* start Given passage *

QUINCY — The scene was all too familiar. The reaction was decidedly different.

That enabled the Quincy University baseball team to finish the weekend with a flourish.

Saginaw Valley State’s Austin Schweiger belted a three-run home run in the top of the first inning Sunday — the Cardinals’ Hayden Jatczak did the same thing Saturday — to force the Hawks into catch-up mode before coming to bat.

But instead of allowing the Cardinals to pile on runs, the Hawks’ pitching staff buckled down, the offense seized the lead in the second inning and Quincy rolled to a 16-6 victory at QU Stadium to take three of four games in the non-conference series.

“We know what type of team they are,” QU sophomore center fielder Brock Boynton said. “If we were going to let them stick around and play the small ball, that’s their style of play and it could be bad. But we knew if we tacked on the runs and kept the pressure on them, they can’t play that style.

“We had to take them out of their game and play our game. And our game is a lot more fun than their game is.”

The Hawks enjoyed every at-bat.

The second inning began with Sebastian Martinez, Zach Parks and Joe Roscetti hitting back-to-back-to-back singles that produced the first run. A sacrifice bunt and a walk loaded the bases, and after an infield popout, Gino D’Alessio blasted a grand slam to right field for a 5-3 lead.

Quincy scored twice more in the third with Martinez leading off with a triple and scoring on Parks’ groundout. Boynton blasted a solo home run one out later.

* end Given passage *
* start Entries supplied *

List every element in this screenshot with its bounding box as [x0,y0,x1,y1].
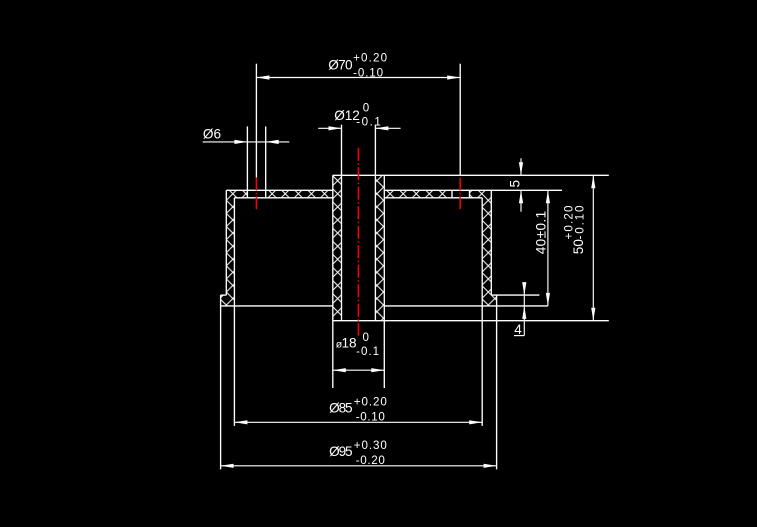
wire dim4 line [523,283,525,336]
svg-text:50: 50 [571,239,586,255]
node right hole centerline [459,178,461,210]
wire left wall inner + dia85 ext [233,198,235,426]
svg-text:+0.20: +0.20 [354,396,387,409]
dia95 right arrow [484,464,497,468]
wire dim5 line bottom [520,190,522,211]
svg-text:Ø70: Ø70 [328,58,353,73]
dia18 right arrow [371,368,384,372]
dia85 left arrow [234,420,247,424]
wire bottom flange bottom left [221,305,333,307]
wire tube outer left + dia18 ext [332,175,334,388]
wire dia70 dim line [256,77,460,79]
node main axis centerline [357,148,359,336]
wire dia70 ext right [459,64,461,176]
wire left step outer + dia95 ext [220,295,222,469]
dia70 right arrow [447,75,460,79]
svg-text:-0.10: -0.10 [356,410,385,423]
dia95 left arrow [221,464,234,468]
wire dim50 line [592,175,594,320]
wire left wall outer [225,190,227,295]
svg-text:18: 18 [342,336,357,351]
svg-text:0: 0 [363,331,369,344]
svg-text:-0.20: -0.20 [356,454,385,467]
dim50 top arrow [591,175,595,188]
wire step top right + ext [491,294,539,296]
wire dia12 dim line right [375,127,400,129]
wire dia85 dim line [234,421,482,423]
svg-text:5: 5 [507,180,522,188]
wire dim5 line top [520,158,522,175]
wire flange bottom left [234,197,332,199]
dia6 right arrow [266,140,279,144]
wire bore left + dia12 ext [341,125,343,321]
dim40 bottom arrow [546,293,550,306]
red centerlines [256,148,460,336]
svg-text:0: 0 [363,101,369,114]
hatch regions [221,175,497,320]
dimension texts [203,51,586,467]
wire right wall outer [490,190,492,295]
svg-text:-0.1: -0.1 [356,345,379,358]
dia12 right arrow [375,126,388,130]
wire right hole right edge [469,190,471,198]
arrowheads [221,75,596,468]
dim5 top arrow [519,162,523,175]
dia18 left arrow [333,368,346,372]
wire dim40 line [547,190,549,306]
wire dia18 dim line [333,369,385,371]
dim4 top arrow [522,282,526,295]
svg-text:+0.20: +0.20 [353,51,387,64]
dim40 top arrow [546,190,550,203]
svg-text:-0.10: -0.10 [353,67,383,80]
wire left hole left edge + dia6 ext [246,126,248,197]
wire dia12 dim line left [318,127,341,129]
wire right hole left edge [451,190,453,198]
svg-text:-0.10: -0.10 [573,206,586,240]
dia6 left arrow [234,140,247,144]
dim50 bottom arrow [591,308,595,321]
wire tube outer right + dia18 ext [383,175,385,388]
wire dia70 ext left [255,64,257,178]
svg-text:40±0.1: 40±0.1 [534,211,549,255]
wire left hole right edge + dia6 ext [265,126,267,197]
dimension lines [203,78,594,466]
dim4 bottom arrow [522,306,526,319]
wire bottom flange bottom right + ext [384,305,548,307]
wire dim4 text underline [514,335,524,337]
svg-text:+0.30: +0.30 [354,439,387,452]
wire step top left [221,294,227,296]
dia70 left arrow [256,75,269,79]
wire dia95 dim line [221,465,497,467]
wire right step outer + dia95 ext [496,295,498,469]
node left hole centerline [255,178,257,210]
wire tube top + ext [333,174,609,176]
wire bore right + dia12 ext [374,125,376,321]
wire flange bottom right [384,197,482,199]
svg-text:Ø95: Ø95 [329,444,353,459]
wire part top flange top edge left [226,189,332,191]
wire right wall inner + dia85 ext [481,198,483,426]
wire part top flange top edge right + ext [384,189,562,191]
svg-text:4: 4 [514,322,522,337]
svg-text:Ø85: Ø85 [329,401,353,416]
dia85 right arrow [469,420,482,424]
dim5 bottom arrow [519,190,523,203]
wire tube bottom + ext [333,320,609,322]
wire dia6 dim line [203,141,290,143]
svg-text:Ø6: Ø6 [203,127,221,142]
dia12 left arrow [329,126,342,130]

* end Entries supplied *

Goals
**1.** Answer these questions using the Quincy baseball article:
(a) Which Saginaw Valley State player hit a three-run home run in the top of the first inning Sunday?
(b) What was the final score of Sunday's game?
(c) Who hit the grand slam in the second inning?
**2.** Retype the part of the Quincy baseball article between "QUINCY — The" and "coming to bat.", inclusive.
**3.** Extend the article on Quincy's win over Saginaw Valley State, starting from its last sentence.

Answers to the exercises
**1.**
(a) Austin Schweiger
(b) 16-6, a Quincy victory
(c) Gino D'Alessio

**2.**
QUINCY — The scene was all too familiar. The reaction was decidedly different.

That enabled the Quincy University baseball team to finish the weekend with a flourish.

Saginaw Valley State’s Austin Schweiger belted a three-run home run in the top of the first inning Sunday — the Cardinals’ Hayden Jatczak did the same thing Saturday — to force the Hawks into catch-up mode before coming to bat.

**3.**
“We were head-hunting today,” Boynton said. “All week long, we were barreling balls up. Today, they were finding holes and they were sitting down. Hitting is contagious, and when everyone is doing it, it’s kind of fun.”

Luke Napleton led off the sixth with a home run, and the Hawks scored five times in the seventh on two bases-loaded walks, a wild pitch, a sacrifice fly and an RBI groundout.

Boynton put the cap on the slugfest with a two-run home run in the eighth inning. It was the first multi-homer game of his career.

Napleton, Roscetti and Boynton each finished with three hits, while every starter had at least one hit in the 17-hit attack.

“We had guys doing their jobs up and down the lineup,” QU coach Matt Schissel said. “We dropped down a couple bunts. We had good opposite field approaches when we needed to in order to move guys. I think baserunning has been good for us all year. We’ve stayed aggressive.”

Unlike Saturday, when the Cardinals piled up 21 hits in their lone victory in the series, the Hawks shut them down after the tough first inning. Left-handed starter Mike McDonough worked four innings, giving up four runs and five hits.

He gave way to right-hander Alex Pribyl, who struck out two and allowed one earned run and one hit over two innings. Left-hander Sam Stephens worked the final three innings, striking out five and allowing just two hits to earn the victory.

“We’ve been punched in the face a lot, some of our own doing, some of the other team’s doing,” Schissel said. “Every day, we just come back and fight again. I thought today summed up our whole season.”

The Hawks (27-19) have won eight of their last nine games heading into the final series of the regular season when they play host to Missouri S&T beginning Friday.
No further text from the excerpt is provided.